Start EXERCISE INPUTS

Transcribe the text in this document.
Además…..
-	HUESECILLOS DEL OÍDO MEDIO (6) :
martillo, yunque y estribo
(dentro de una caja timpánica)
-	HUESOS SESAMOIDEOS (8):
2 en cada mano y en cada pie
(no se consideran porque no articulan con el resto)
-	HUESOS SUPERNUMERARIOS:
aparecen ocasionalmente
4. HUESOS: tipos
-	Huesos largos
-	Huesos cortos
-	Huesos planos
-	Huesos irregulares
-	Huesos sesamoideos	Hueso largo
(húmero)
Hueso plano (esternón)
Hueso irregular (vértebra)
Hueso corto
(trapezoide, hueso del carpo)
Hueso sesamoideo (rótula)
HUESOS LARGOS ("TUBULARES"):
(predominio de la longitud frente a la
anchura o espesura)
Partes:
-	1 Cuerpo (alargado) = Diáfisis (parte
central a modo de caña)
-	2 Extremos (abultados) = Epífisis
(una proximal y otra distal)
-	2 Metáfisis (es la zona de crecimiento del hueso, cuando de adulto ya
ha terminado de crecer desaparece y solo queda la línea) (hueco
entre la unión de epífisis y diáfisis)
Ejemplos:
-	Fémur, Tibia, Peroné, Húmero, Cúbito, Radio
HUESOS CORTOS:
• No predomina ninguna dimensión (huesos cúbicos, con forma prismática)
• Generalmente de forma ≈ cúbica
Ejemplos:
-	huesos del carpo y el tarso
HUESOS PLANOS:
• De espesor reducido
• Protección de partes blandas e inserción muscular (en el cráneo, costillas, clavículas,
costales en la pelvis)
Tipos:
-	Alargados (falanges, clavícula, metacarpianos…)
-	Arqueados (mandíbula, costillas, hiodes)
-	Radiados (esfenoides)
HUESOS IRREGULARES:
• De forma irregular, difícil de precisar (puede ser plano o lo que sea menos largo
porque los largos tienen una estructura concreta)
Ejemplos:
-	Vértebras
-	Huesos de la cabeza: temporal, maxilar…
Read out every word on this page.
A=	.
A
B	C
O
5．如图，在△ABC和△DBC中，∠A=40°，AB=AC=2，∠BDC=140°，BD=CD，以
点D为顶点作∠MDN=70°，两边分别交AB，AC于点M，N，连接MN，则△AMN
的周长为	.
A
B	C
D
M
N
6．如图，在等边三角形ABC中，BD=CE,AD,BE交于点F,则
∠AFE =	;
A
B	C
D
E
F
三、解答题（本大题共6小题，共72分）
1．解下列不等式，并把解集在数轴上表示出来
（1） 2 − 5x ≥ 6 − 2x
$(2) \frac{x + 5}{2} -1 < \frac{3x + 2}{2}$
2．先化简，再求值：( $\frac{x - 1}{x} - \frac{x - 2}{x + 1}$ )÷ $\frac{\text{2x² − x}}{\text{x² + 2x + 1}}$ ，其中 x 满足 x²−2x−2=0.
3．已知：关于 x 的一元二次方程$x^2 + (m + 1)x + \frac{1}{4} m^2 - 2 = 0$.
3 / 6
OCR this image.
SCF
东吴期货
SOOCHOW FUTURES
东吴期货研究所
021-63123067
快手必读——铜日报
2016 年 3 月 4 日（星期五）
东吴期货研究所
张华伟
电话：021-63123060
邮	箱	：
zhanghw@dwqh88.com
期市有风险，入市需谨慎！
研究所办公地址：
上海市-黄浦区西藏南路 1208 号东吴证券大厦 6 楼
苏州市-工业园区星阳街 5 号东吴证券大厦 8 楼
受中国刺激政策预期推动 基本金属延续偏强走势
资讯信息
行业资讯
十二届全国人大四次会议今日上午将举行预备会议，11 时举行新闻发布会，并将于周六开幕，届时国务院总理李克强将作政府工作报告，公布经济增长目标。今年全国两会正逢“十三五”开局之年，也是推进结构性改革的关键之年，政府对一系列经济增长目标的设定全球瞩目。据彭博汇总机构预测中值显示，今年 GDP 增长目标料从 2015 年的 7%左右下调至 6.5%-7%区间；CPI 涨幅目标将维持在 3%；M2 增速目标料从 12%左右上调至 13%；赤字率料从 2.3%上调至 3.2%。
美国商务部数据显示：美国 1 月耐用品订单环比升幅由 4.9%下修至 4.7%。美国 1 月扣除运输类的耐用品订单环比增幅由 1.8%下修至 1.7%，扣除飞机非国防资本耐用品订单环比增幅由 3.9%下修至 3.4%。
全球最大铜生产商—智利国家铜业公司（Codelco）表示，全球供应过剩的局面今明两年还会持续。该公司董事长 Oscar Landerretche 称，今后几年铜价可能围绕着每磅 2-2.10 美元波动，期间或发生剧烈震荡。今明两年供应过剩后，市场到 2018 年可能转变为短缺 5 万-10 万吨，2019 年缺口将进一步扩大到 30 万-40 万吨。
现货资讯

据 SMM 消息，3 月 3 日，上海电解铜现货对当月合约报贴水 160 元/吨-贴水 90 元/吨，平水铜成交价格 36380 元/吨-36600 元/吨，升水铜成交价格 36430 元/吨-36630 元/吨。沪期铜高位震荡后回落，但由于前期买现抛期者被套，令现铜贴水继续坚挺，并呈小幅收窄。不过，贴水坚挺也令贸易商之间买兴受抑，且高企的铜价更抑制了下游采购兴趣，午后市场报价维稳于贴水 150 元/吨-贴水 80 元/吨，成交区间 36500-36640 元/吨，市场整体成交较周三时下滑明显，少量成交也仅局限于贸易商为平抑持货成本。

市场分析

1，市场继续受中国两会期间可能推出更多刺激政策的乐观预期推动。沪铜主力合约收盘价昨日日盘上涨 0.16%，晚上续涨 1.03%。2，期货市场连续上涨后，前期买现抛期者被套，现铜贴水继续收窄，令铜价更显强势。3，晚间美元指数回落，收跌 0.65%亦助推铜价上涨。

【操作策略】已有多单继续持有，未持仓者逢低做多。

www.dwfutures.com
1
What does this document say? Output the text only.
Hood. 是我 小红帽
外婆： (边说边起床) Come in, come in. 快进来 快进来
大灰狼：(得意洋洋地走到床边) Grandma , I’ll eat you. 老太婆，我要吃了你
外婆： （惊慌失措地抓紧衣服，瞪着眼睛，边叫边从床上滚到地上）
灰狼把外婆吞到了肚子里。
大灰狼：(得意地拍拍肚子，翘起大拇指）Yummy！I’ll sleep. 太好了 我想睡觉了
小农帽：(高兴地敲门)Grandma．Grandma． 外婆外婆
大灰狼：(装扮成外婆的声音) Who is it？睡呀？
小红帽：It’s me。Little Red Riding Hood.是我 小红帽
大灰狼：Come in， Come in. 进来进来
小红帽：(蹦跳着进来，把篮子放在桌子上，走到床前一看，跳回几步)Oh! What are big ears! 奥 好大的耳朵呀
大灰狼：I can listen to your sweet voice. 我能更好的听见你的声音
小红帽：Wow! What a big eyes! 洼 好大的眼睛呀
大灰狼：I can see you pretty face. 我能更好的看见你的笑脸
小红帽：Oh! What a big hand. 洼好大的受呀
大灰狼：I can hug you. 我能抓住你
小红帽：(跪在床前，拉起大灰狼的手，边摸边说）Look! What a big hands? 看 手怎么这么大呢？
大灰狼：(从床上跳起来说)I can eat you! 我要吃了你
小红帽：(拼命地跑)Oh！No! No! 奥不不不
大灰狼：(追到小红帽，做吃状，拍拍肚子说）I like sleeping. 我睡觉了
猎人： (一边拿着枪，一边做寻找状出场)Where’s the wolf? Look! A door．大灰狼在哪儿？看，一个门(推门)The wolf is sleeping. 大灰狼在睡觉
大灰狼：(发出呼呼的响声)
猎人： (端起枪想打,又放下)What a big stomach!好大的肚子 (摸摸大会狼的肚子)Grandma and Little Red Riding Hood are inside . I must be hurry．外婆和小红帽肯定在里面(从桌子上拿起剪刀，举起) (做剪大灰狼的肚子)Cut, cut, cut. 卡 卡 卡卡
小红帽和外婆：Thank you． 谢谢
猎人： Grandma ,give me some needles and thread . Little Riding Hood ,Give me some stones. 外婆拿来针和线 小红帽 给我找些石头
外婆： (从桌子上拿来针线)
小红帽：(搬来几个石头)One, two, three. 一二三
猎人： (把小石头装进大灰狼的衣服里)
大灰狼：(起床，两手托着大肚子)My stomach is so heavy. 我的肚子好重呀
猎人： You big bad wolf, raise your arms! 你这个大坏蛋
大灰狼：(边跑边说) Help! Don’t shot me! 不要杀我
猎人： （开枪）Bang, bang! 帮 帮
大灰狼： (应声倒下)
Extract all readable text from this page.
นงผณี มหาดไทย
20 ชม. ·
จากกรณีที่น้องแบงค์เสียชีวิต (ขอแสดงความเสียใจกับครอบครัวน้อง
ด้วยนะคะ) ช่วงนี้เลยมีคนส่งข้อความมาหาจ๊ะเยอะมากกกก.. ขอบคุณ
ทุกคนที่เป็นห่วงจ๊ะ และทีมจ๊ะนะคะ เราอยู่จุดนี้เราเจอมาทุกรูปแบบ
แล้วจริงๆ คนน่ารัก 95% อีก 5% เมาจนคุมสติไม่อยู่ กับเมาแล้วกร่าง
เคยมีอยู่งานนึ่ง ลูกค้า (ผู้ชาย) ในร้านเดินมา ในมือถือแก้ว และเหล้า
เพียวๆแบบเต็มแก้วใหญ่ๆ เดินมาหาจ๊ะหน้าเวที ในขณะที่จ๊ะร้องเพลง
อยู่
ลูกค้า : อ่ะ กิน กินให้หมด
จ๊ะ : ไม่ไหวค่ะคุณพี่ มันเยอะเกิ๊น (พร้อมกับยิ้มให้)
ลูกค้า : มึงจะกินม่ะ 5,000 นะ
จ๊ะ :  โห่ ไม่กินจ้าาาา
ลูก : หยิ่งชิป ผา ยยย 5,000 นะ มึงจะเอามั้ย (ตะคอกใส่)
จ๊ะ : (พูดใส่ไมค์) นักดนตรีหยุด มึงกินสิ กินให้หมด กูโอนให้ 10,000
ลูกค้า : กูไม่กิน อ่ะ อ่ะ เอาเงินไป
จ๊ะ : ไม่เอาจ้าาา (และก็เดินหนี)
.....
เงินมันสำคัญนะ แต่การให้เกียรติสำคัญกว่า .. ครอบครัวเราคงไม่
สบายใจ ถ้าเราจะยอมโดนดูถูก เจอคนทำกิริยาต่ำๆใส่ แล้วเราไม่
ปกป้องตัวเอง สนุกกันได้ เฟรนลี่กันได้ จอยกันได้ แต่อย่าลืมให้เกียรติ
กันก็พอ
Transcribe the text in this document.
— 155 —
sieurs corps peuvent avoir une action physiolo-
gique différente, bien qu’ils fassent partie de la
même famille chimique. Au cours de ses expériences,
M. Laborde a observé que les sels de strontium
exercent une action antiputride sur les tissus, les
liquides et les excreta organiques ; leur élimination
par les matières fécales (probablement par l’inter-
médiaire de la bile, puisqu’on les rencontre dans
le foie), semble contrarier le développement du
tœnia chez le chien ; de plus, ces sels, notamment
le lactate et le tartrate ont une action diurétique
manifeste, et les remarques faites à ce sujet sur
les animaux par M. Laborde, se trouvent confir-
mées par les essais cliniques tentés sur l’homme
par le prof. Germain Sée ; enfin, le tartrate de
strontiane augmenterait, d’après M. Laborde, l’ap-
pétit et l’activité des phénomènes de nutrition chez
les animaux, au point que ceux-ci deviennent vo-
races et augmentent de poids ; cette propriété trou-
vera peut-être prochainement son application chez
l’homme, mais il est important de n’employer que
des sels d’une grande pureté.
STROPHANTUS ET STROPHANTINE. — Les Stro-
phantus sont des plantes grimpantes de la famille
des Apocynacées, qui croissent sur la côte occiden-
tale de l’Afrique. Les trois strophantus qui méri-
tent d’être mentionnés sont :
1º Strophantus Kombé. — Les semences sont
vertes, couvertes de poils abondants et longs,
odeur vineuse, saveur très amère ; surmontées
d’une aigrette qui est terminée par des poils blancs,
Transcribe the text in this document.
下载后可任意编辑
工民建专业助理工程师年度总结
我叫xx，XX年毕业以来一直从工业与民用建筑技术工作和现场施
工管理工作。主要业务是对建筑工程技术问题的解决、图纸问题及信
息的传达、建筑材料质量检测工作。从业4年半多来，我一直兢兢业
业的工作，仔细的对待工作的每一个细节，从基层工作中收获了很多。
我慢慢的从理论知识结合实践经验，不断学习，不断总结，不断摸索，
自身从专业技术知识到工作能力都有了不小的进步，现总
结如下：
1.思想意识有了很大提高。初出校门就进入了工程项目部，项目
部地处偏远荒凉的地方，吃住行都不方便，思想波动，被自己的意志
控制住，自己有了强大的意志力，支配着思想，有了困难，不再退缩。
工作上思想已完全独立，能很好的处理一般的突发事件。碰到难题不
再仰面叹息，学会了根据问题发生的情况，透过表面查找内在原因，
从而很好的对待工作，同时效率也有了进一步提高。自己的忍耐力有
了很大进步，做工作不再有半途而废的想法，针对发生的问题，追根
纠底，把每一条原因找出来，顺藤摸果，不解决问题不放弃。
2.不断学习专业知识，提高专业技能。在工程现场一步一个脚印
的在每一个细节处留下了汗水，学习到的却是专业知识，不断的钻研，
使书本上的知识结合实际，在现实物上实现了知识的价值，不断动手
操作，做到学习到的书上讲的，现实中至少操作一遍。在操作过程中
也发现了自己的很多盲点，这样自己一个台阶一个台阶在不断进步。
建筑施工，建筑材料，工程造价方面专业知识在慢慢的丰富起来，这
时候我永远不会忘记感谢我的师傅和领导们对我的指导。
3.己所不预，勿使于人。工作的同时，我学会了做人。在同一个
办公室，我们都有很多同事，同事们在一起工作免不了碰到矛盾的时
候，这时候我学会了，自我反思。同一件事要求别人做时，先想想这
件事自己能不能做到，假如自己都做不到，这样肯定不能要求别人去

End EXERCISE INPUTS

OBJECTIVE » Out of the records, collect only those lines that contain the string "famille".

PROBLEM SOLUTION »
même famille chimique. Au cours de ses expériences,
phantus sont des plantes grimpantes de la famille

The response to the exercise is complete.